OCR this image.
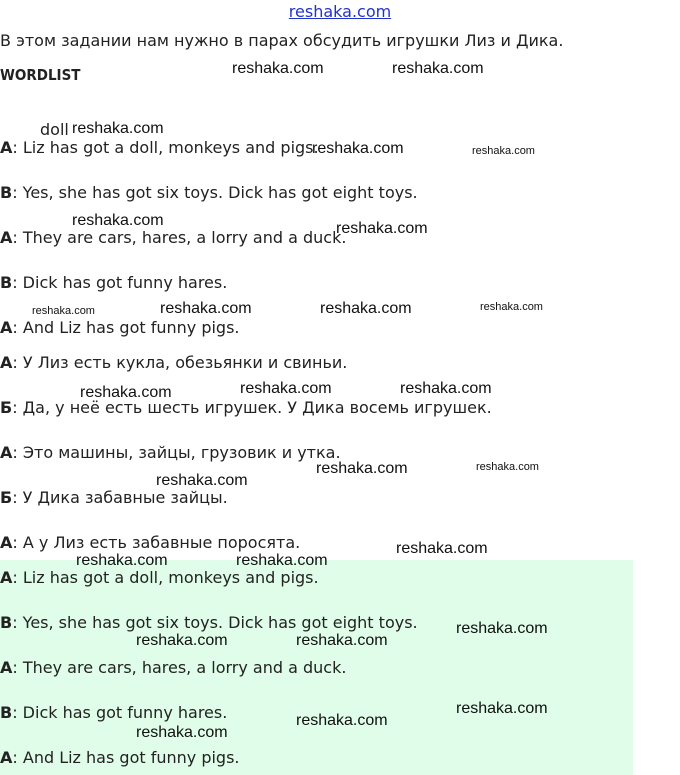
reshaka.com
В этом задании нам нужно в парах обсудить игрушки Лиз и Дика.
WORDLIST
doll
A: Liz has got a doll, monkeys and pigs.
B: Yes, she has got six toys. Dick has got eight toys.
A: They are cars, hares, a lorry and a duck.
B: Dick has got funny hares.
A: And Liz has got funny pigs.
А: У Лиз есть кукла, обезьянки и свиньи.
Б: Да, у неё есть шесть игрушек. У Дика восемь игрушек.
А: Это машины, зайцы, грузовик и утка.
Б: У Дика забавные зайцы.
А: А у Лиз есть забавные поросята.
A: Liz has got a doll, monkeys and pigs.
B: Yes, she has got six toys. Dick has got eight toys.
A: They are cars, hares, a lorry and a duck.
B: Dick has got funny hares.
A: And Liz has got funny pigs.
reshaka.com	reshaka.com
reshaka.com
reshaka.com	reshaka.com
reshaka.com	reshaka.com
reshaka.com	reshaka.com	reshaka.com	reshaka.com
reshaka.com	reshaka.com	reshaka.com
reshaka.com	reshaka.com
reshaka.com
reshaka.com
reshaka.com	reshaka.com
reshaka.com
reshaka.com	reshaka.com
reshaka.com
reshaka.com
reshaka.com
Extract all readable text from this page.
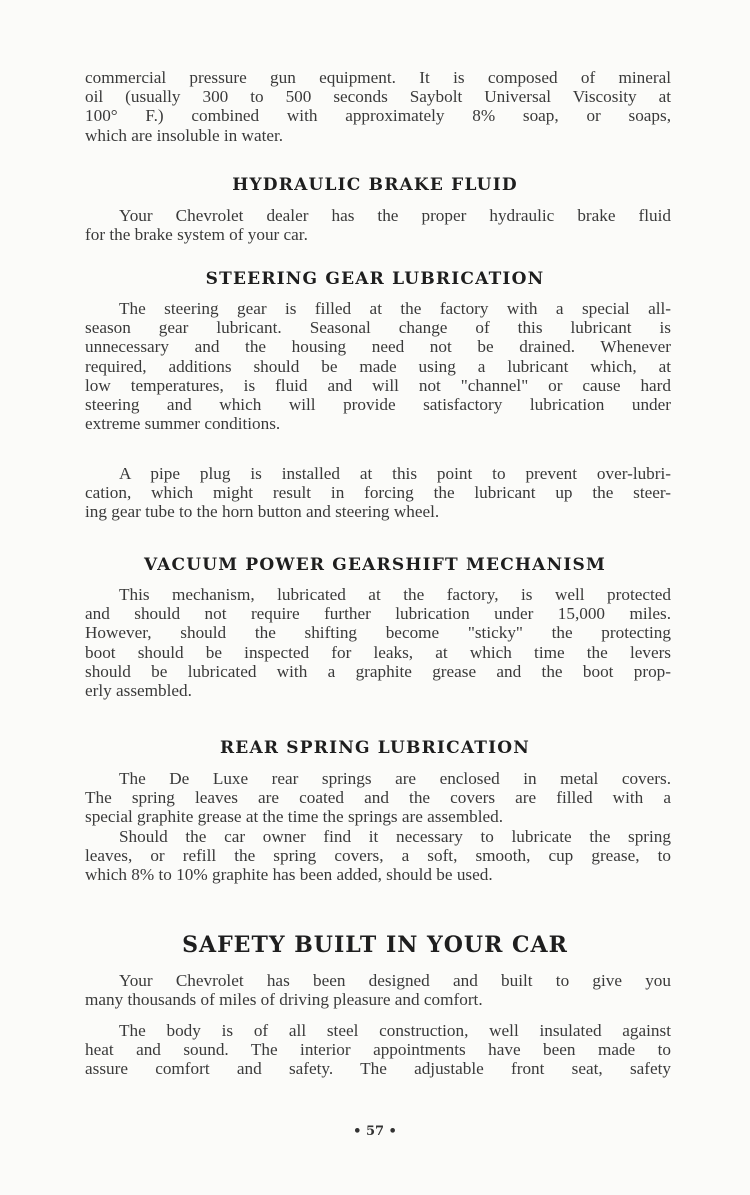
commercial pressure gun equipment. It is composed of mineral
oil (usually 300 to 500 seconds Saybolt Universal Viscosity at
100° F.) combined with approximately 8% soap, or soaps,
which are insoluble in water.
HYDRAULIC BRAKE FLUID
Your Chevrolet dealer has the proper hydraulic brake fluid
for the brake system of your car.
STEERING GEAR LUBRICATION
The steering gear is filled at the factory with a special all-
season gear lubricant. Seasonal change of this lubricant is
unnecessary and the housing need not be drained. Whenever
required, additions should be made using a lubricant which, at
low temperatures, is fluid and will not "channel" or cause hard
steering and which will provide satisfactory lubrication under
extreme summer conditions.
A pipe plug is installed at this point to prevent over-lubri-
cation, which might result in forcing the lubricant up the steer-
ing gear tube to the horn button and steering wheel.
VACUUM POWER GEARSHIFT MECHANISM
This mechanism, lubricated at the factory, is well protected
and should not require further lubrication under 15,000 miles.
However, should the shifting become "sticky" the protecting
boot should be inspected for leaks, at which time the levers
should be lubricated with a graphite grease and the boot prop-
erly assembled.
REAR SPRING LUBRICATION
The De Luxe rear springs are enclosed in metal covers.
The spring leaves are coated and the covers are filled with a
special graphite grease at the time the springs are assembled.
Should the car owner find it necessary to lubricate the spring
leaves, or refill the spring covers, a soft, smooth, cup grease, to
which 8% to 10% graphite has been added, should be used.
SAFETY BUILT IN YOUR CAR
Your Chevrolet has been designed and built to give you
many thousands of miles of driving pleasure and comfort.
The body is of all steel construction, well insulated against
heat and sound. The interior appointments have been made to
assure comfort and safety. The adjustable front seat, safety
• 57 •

※ ※ ※

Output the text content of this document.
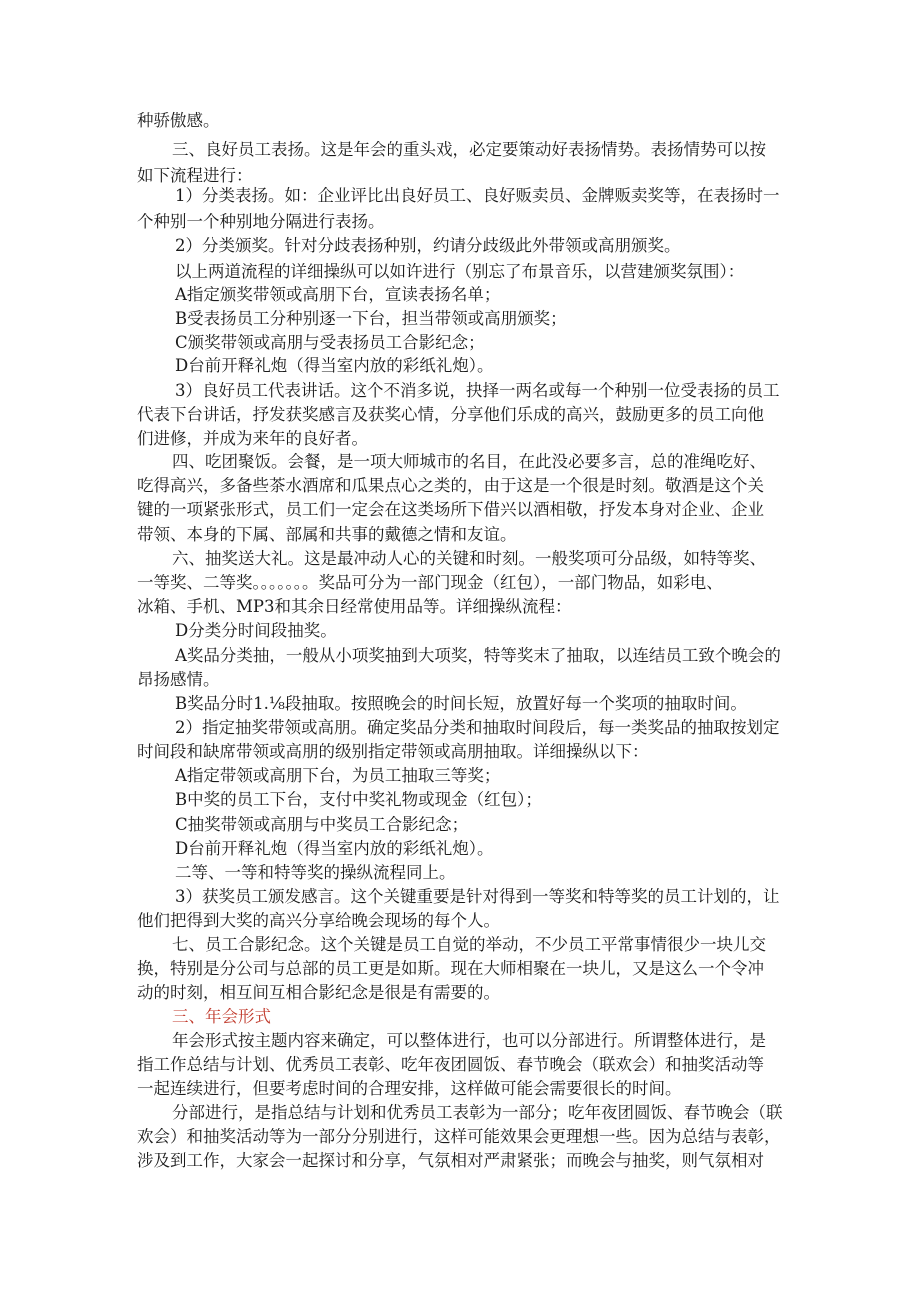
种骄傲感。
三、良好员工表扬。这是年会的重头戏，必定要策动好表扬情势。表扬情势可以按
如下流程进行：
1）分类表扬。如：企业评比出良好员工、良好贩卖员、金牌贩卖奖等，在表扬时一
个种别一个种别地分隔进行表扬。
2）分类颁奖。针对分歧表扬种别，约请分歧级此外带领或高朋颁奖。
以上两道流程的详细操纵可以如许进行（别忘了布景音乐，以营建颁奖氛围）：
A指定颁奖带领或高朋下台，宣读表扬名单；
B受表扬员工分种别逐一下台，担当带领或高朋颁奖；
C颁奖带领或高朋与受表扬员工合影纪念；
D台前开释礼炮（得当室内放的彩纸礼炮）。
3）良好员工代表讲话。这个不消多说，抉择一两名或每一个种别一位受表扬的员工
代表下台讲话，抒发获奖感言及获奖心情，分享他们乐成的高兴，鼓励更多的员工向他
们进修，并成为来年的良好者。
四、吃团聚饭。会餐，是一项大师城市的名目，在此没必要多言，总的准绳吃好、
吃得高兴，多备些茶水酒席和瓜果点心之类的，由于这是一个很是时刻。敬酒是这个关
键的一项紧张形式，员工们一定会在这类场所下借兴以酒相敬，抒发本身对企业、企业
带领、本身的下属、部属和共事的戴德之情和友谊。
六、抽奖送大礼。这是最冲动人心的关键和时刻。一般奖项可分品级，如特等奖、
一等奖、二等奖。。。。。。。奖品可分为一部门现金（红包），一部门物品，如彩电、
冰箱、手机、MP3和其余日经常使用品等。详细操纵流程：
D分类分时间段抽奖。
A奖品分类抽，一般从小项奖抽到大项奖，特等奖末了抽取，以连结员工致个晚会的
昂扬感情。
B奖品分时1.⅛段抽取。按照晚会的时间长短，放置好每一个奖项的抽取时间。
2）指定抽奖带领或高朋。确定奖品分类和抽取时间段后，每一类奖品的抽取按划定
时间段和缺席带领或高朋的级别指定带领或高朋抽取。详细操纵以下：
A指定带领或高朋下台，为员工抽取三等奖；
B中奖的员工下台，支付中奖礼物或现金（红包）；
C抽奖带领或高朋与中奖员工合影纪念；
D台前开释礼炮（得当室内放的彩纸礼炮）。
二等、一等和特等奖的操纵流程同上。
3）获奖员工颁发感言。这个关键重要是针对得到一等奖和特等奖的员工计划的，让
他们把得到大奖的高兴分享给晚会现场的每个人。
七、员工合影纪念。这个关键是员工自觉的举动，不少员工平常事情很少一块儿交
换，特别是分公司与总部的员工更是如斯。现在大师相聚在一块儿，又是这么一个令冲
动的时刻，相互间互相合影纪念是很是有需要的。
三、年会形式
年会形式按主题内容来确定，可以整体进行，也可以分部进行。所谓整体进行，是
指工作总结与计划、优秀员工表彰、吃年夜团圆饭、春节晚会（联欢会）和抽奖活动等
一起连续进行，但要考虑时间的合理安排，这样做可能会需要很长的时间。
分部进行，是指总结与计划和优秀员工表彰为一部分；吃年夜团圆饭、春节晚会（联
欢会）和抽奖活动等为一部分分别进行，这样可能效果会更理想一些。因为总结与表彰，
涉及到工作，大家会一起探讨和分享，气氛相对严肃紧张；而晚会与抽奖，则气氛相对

※ ※ ※

Goal: Find each line holding "Chevrolet". Copy it out.

Result of the exercise:
Your Chevrolet dealer has the proper hydraulic brake fluid
Your Chevrolet has been designed and built to give you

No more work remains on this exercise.